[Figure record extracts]
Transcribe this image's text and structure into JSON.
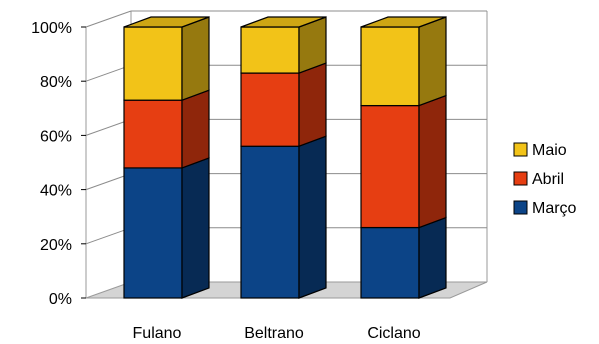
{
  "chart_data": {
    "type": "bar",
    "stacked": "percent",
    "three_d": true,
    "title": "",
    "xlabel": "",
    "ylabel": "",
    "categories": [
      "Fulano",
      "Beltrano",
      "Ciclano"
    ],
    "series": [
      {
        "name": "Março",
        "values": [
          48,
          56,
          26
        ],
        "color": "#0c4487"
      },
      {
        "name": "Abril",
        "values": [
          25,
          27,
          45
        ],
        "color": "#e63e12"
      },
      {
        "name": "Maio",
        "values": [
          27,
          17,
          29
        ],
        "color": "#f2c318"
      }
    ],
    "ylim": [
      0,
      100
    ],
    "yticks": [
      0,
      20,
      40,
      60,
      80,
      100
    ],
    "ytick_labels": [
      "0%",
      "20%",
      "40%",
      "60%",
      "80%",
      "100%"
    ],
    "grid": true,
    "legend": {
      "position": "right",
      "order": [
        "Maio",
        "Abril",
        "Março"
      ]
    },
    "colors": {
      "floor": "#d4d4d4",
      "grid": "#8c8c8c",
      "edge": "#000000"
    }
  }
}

==

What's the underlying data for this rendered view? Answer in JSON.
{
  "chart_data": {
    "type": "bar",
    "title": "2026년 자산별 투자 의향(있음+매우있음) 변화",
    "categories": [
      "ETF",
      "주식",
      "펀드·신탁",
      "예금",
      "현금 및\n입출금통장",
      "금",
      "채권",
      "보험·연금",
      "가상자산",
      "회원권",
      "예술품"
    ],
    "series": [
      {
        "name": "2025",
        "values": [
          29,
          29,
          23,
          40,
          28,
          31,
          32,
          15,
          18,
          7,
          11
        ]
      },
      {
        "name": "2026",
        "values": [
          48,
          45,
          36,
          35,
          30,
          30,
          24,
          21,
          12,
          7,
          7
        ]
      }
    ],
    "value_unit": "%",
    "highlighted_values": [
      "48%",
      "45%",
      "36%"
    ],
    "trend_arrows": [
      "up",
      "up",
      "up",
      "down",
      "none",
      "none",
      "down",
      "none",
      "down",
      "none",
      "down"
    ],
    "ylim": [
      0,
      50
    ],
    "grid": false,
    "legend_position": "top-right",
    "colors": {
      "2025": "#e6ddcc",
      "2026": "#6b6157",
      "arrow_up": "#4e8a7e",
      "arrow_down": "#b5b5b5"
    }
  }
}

**Your task:**
Copy each line above that contains the word "JSON".

**The reply:**
Transcribe this image's text and structure into JSON.
What's the underlying data for this rendered view? Answer in JSON.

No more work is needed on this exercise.